> [Written task] Reproduce each record below exactly as written.

>>>>

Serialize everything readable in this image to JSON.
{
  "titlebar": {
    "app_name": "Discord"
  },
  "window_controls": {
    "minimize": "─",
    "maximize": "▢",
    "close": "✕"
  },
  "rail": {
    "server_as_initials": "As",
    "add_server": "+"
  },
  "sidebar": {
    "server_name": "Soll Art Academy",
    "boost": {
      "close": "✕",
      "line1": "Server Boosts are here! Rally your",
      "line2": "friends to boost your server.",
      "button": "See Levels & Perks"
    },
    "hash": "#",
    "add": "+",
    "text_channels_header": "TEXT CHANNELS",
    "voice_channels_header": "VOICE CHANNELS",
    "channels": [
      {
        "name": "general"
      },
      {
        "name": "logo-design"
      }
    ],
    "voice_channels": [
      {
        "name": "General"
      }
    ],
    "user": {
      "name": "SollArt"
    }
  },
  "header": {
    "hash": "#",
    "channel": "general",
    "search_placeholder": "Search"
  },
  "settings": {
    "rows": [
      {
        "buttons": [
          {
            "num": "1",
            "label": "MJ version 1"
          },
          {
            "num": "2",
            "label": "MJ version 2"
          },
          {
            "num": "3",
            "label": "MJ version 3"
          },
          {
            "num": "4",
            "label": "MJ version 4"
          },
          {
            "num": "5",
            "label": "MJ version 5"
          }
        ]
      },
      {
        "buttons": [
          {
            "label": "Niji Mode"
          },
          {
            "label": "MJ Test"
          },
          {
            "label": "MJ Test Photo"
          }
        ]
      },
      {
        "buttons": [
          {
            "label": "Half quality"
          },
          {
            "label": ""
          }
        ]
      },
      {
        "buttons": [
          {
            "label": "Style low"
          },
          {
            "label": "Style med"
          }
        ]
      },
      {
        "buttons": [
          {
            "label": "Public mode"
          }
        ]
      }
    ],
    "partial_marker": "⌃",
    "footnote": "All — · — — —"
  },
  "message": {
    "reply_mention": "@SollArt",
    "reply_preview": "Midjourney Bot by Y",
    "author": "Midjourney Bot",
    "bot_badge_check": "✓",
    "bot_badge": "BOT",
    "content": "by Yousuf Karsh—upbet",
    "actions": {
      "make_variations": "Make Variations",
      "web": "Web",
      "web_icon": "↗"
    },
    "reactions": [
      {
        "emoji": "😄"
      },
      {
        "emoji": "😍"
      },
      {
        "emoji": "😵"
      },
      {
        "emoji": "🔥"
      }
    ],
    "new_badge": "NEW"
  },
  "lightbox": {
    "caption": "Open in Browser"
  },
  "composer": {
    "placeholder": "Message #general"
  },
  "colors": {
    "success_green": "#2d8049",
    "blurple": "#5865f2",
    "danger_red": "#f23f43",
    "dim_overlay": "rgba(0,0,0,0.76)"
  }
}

<<<<

> [Answer in full]
Serialize everything readable in this image to JSON.
{
  "titlebar": {
    "app_name": "Discord"
  },
  "window_controls": {
    "minimize": "─",
    "maximize": "▢",
    "close": "✕"
  },
  "rail": {
    "server_as_initials": "As",
    "add_server": "+"
  },
  "sidebar": {
    "server_name": "Soll Art Academy",
    "boost": {
      "close": "✕",
      "line1": "Server Boosts are here! Rally your",
      "line2": "friends to boost your server.",
      "button": "See Levels & Perks"
    },
    "hash": "#",
    "add": "+",
    "text_channels_header": "TEXT CHANNELS",
    "voice_channels_header": "VOICE CHANNELS",
    "channels": [
      {
        "name": "general"
      },
      {
        "name": "logo-design"
      }
    ],
    "voice_channels": [
      {
        "name": "General"
      }
    ],
    "user": {
      "name": "SollArt"
    }
  },
  "header": {
    "hash": "#",
    "channel": "general",
    "search_placeholder": "Search"
  },
  "settings": {
    "rows": [
      {
        "buttons": [
          {
            "num": "1",
            "label": "MJ version 1"
          },
          {
            "num": "2",
            "label": "MJ version 2"
          },
          {
            "num": "3",
            "label": "MJ version 3"
          },
          {
            "num": "4",
            "label": "MJ version 4"
          },
          {
            "num": "5",
            "label": "MJ version 5"
          }
        ]
      },
      {
        "buttons": [
          {
            "label": "Niji Mode"
          },
          {
            "label": "MJ Test"
          },
          {
            "label": "MJ Test Photo"
          }
        ]
      },
      {
        "buttons": [
          {
            "label": "Half quality"
          },
          {
            "label": ""
          }
        ]
      },
      {
        "buttons": [
          {
            "label": "Style low"
          },
          {
            "label": "Style med"
          }
        ]
      },
      {
        "buttons": [
          {
            "label": "Public mode"
          }
        ]
      }
    ],
    "partial_marker": "⌃",
    "footnote": "All — · — — —"
  },
  "message": {
    "reply_mention": "@SollArt",
    "reply_preview": "Midjourney Bot by Y",
    "author": "Midjourney Bot",
    "bot_badge_check": "✓",
    "bot_badge": "BOT",
    "content": "by Yousuf Karsh—upbet",
    "actions": {
      "make_variations": "Make Variations",
      "web": "Web",
      "web_icon": "↗"
    },
    "reactions": [
      {
        "emoji": "😄"
      },
      {
        "emoji": "😍"
      },
      {
        "emoji": "😵"
      },
      {
        "emoji": "🔥"
      }
    ],
    "new_badge": "NEW"
  },
  "lightbox": {
    "caption": "Open in Browser"
  },
  "composer": {
    "placeholder": "Message #general"
  },
  "colors": {
    "success_green": "#2d8049",
    "blurple": "#5865f2",
    "danger_red": "#f23f43",
    "dim_overlay": "rgba(0,0,0,0.76)"
  }
}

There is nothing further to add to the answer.